[Material provided start]
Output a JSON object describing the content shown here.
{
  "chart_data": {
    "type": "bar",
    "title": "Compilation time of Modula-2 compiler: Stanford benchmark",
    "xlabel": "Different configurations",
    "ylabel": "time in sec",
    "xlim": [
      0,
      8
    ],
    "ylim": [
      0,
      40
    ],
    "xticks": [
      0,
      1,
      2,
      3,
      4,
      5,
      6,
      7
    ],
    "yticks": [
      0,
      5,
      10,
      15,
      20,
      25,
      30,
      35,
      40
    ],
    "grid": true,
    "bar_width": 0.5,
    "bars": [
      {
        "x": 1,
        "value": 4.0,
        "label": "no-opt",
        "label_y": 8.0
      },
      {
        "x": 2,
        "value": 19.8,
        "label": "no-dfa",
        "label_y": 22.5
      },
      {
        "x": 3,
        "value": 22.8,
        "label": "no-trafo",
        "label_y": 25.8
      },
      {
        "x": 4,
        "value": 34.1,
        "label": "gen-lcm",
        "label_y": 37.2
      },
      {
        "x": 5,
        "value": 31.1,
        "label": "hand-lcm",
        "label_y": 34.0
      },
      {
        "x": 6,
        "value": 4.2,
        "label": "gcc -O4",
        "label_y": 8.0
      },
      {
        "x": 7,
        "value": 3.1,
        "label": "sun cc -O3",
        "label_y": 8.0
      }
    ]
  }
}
[Material provided end]
# Stated problem
Every record above should be copied exactly.

# Expected output
Output a JSON object describing the content shown here.
{
  "chart_data": {
    "type": "bar",
    "title": "Compilation time of Modula-2 compiler: Stanford benchmark",
    "xlabel": "Different configurations",
    "ylabel": "time in sec",
    "xlim": [
      0,
      8
    ],
    "ylim": [
      0,
      40
    ],
    "xticks": [
      0,
      1,
      2,
      3,
      4,
      5,
      6,
      7
    ],
    "yticks": [
      0,
      5,
      10,
      15,
      20,
      25,
      30,
      35,
      40
    ],
    "grid": true,
    "bar_width": 0.5,
    "bars": [
      {
        "x": 1,
        "value": 4.0,
        "label": "no-opt",
        "label_y": 8.0
      },
      {
        "x": 2,
        "value": 19.8,
        "label": "no-dfa",
        "label_y": 22.5
      },
      {
        "x": 3,
        "value": 22.8,
        "label": "no-trafo",
        "label_y": 25.8
      },
      {
        "x": 4,
        "value": 34.1,
        "label": "gen-lcm",
        "label_y": 37.2
      },
      {
        "x": 5,
        "value": 31.1,
        "label": "hand-lcm",
        "label_y": 34.0
      },
      {
        "x": 6,
        "value": 4.2,
        "label": "gcc -O4",
        "label_y": 8.0
      },
      {
        "x": 7,
        "value": 3.1,
        "label": "sun cc -O3",
        "label_y": 8.0
      }
    ]
  }
}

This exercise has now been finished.